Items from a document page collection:

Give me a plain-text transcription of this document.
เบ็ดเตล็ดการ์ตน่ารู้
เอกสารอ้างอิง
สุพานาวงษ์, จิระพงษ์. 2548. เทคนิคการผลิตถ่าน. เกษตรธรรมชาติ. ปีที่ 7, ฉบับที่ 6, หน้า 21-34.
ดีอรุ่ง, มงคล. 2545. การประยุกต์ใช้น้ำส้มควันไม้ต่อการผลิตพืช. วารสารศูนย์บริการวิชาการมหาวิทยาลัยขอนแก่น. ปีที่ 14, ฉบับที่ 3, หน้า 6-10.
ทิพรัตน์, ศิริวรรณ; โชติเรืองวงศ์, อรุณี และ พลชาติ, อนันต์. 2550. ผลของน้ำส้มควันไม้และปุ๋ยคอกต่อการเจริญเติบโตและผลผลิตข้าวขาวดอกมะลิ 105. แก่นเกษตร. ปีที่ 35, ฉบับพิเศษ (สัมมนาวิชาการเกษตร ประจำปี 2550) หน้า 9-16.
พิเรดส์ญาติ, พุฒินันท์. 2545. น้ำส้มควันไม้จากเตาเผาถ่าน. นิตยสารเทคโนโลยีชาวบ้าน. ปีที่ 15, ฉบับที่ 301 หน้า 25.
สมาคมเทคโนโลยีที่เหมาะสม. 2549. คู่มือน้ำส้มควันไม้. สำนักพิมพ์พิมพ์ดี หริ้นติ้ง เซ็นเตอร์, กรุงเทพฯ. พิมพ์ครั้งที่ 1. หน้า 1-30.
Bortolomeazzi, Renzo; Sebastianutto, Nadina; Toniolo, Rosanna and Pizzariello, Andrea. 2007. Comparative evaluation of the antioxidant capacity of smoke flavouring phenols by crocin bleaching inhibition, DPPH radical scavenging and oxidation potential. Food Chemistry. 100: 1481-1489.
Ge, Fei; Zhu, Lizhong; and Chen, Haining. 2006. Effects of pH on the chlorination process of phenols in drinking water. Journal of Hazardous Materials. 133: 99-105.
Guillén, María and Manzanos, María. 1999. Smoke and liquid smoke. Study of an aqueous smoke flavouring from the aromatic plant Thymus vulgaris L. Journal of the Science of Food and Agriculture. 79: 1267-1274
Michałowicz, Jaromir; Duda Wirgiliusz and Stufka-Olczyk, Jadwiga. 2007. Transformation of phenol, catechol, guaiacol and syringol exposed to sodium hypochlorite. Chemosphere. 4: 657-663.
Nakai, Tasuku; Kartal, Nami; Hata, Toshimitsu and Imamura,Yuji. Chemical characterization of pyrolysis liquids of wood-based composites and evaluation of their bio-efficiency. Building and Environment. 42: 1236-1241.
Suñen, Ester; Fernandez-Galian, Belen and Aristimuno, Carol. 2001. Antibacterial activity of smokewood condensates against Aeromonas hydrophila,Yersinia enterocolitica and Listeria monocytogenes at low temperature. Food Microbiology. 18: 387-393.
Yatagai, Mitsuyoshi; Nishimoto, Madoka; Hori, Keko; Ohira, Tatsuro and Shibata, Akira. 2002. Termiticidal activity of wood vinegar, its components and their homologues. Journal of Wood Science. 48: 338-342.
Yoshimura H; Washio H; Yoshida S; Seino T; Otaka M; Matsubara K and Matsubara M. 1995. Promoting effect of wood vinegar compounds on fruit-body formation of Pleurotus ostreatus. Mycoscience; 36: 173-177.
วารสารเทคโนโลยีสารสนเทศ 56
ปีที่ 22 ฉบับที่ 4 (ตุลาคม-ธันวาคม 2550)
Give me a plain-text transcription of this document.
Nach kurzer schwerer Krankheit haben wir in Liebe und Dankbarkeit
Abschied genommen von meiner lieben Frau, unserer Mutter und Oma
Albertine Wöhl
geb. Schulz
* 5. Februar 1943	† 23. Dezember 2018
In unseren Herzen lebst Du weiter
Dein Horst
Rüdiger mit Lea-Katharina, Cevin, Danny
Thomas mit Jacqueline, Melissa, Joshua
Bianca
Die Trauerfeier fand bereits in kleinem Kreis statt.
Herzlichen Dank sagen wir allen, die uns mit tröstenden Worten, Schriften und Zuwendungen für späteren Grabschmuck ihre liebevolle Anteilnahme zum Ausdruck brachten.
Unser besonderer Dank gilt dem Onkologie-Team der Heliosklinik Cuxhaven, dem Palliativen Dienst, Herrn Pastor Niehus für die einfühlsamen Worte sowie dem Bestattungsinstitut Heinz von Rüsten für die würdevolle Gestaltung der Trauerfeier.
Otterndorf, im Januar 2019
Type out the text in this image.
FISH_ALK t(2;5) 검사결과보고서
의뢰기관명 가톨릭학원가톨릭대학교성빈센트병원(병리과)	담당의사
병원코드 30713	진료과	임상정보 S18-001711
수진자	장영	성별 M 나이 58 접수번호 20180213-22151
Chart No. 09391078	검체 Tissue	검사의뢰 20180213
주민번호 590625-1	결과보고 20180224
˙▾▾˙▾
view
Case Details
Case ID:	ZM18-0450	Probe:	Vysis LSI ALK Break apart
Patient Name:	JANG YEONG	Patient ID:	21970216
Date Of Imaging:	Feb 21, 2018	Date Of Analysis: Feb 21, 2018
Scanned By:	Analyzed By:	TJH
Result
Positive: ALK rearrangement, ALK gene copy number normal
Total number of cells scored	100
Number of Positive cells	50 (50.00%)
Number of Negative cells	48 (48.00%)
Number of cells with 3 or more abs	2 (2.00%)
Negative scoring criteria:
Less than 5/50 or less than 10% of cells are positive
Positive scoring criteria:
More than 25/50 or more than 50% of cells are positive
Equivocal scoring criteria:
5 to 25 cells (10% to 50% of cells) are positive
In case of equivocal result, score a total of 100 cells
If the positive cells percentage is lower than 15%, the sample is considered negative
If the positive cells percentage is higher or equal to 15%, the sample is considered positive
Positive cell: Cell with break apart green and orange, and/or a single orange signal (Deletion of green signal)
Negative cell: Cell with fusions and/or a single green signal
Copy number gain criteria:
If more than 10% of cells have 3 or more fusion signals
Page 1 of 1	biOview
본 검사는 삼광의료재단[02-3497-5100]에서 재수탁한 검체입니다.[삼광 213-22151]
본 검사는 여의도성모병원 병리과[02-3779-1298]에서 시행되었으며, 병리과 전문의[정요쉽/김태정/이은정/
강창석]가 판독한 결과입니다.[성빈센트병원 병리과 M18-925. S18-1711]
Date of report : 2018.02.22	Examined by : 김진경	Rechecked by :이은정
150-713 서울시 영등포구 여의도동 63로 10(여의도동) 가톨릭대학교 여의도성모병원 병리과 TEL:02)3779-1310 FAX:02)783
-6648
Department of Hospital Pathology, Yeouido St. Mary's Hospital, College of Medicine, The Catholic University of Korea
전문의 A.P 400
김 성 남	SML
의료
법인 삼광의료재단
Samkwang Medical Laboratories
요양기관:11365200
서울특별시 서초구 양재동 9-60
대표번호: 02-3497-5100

» WHAT IS EXPECTED
All of the records above are to be set down again exactly.

» RESULT
Give me a plain-text transcription of this document.
เบ็ดเตล็ดการ์ตน่ารู้
เอกสารอ้างอิง
สุพานาวงษ์, จิระพงษ์. 2548. เทคนิคการผลิตถ่าน. เกษตรธรรมชาติ. ปีที่ 7, ฉบับที่ 6, หน้า 21-34.
ดีอรุ่ง, มงคล. 2545. การประยุกต์ใช้น้ำส้มควันไม้ต่อการผลิตพืช. วารสารศูนย์บริการวิชาการมหาวิทยาลัยขอนแก่น. ปีที่ 14, ฉบับที่ 3, หน้า 6-10.
ทิพรัตน์, ศิริวรรณ; โชติเรืองวงศ์, อรุณี และ พลชาติ, อนันต์. 2550. ผลของน้ำส้มควันไม้และปุ๋ยคอกต่อการเจริญเติบโตและผลผลิตข้าวขาวดอกมะลิ 105. แก่นเกษตร. ปีที่ 35, ฉบับพิเศษ (สัมมนาวิชาการเกษตร ประจำปี 2550) หน้า 9-16.
พิเรดส์ญาติ, พุฒินันท์. 2545. น้ำส้มควันไม้จากเตาเผาถ่าน. นิตยสารเทคโนโลยีชาวบ้าน. ปีที่ 15, ฉบับที่ 301 หน้า 25.
สมาคมเทคโนโลยีที่เหมาะสม. 2549. คู่มือน้ำส้มควันไม้. สำนักพิมพ์พิมพ์ดี หริ้นติ้ง เซ็นเตอร์, กรุงเทพฯ. พิมพ์ครั้งที่ 1. หน้า 1-30.
Bortolomeazzi, Renzo; Sebastianutto, Nadina; Toniolo, Rosanna and Pizzariello, Andrea. 2007. Comparative evaluation of the antioxidant capacity of smoke flavouring phenols by crocin bleaching inhibition, DPPH radical scavenging and oxidation potential. Food Chemistry. 100: 1481-1489.
Ge, Fei; Zhu, Lizhong; and Chen, Haining. 2006. Effects of pH on the chlorination process of phenols in drinking water. Journal of Hazardous Materials. 133: 99-105.
Guillén, María and Manzanos, María. 1999. Smoke and liquid smoke. Study of an aqueous smoke flavouring from the aromatic plant Thymus vulgaris L. Journal of the Science of Food and Agriculture. 79: 1267-1274
Michałowicz, Jaromir; Duda Wirgiliusz and Stufka-Olczyk, Jadwiga. 2007. Transformation of phenol, catechol, guaiacol and syringol exposed to sodium hypochlorite. Chemosphere. 4: 657-663.
Nakai, Tasuku; Kartal, Nami; Hata, Toshimitsu and Imamura,Yuji. Chemical characterization of pyrolysis liquids of wood-based composites and evaluation of their bio-efficiency. Building and Environment. 42: 1236-1241.
Suñen, Ester; Fernandez-Galian, Belen and Aristimuno, Carol. 2001. Antibacterial activity of smokewood condensates against Aeromonas hydrophila,Yersinia enterocolitica and Listeria monocytogenes at low temperature. Food Microbiology. 18: 387-393.
Yatagai, Mitsuyoshi; Nishimoto, Madoka; Hori, Keko; Ohira, Tatsuro and Shibata, Akira. 2002. Termiticidal activity of wood vinegar, its components and their homologues. Journal of Wood Science. 48: 338-342.
Yoshimura H; Washio H; Yoshida S; Seino T; Otaka M; Matsubara K and Matsubara M. 1995. Promoting effect of wood vinegar compounds on fruit-body formation of Pleurotus ostreatus. Mycoscience; 36: 173-177.
วารสารเทคโนโลยีสารสนเทศ 56
ปีที่ 22 ฉบับที่ 4 (ตุลาคม-ธันวาคม 2550)
Give me a plain-text transcription of this document.
Nach kurzer schwerer Krankheit haben wir in Liebe und Dankbarkeit
Abschied genommen von meiner lieben Frau, unserer Mutter und Oma
Albertine Wöhl
geb. Schulz
* 5. Februar 1943	† 23. Dezember 2018
In unseren Herzen lebst Du weiter
Dein Horst
Rüdiger mit Lea-Katharina, Cevin, Danny
Thomas mit Jacqueline, Melissa, Joshua
Bianca
Die Trauerfeier fand bereits in kleinem Kreis statt.
Herzlichen Dank sagen wir allen, die uns mit tröstenden Worten, Schriften und Zuwendungen für späteren Grabschmuck ihre liebevolle Anteilnahme zum Ausdruck brachten.
Unser besonderer Dank gilt dem Onkologie-Team der Heliosklinik Cuxhaven, dem Palliativen Dienst, Herrn Pastor Niehus für die einfühlsamen Worte sowie dem Bestattungsinstitut Heinz von Rüsten für die würdevolle Gestaltung der Trauerfeier.
Otterndorf, im Januar 2019
Type out the text in this image.
FISH_ALK t(2;5) 검사결과보고서
의뢰기관명 가톨릭학원가톨릭대학교성빈센트병원(병리과)	담당의사
병원코드 30713	진료과	임상정보 S18-001711
수진자	장영	성별 M 나이 58 접수번호 20180213-22151
Chart No. 09391078	검체 Tissue	검사의뢰 20180213
주민번호 590625-1	결과보고 20180224
˙▾▾˙▾
view
Case Details
Case ID:	ZM18-0450	Probe:	Vysis LSI ALK Break apart
Patient Name:	JANG YEONG	Patient ID:	21970216
Date Of Imaging:	Feb 21, 2018	Date Of Analysis: Feb 21, 2018
Scanned By:	Analyzed By:	TJH
Result
Positive: ALK rearrangement, ALK gene copy number normal
Total number of cells scored	100
Number of Positive cells	50 (50.00%)
Number of Negative cells	48 (48.00%)
Number of cells with 3 or more abs	2 (2.00%)
Negative scoring criteria:
Less than 5/50 or less than 10% of cells are positive
Positive scoring criteria:
More than 25/50 or more than 50% of cells are positive
Equivocal scoring criteria:
5 to 25 cells (10% to 50% of cells) are positive
In case of equivocal result, score a total of 100 cells
If the positive cells percentage is lower than 15%, the sample is considered negative
If the positive cells percentage is higher or equal to 15%, the sample is considered positive
Positive cell: Cell with break apart green and orange, and/or a single orange signal (Deletion of green signal)
Negative cell: Cell with fusions and/or a single green signal
Copy number gain criteria:
If more than 10% of cells have 3 or more fusion signals
Page 1 of 1	biOview
본 검사는 삼광의료재단[02-3497-5100]에서 재수탁한 검체입니다.[삼광 213-22151]
본 검사는 여의도성모병원 병리과[02-3779-1298]에서 시행되었으며, 병리과 전문의[정요쉽/김태정/이은정/
강창석]가 판독한 결과입니다.[성빈센트병원 병리과 M18-925. S18-1711]
Date of report : 2018.02.22	Examined by : 김진경	Rechecked by :이은정
150-713 서울시 영등포구 여의도동 63로 10(여의도동) 가톨릭대학교 여의도성모병원 병리과 TEL:02)3779-1310 FAX:02)783
-6648
Department of Hospital Pathology, Yeouido St. Mary's Hospital, College of Medicine, The Catholic University of Korea
전문의 A.P 400
김 성 남	SML
의료
법인 삼광의료재단
Samkwang Medical Laboratories
요양기관:11365200
서울특별시 서초구 양재동 9-60
대표번호: 02-3497-5100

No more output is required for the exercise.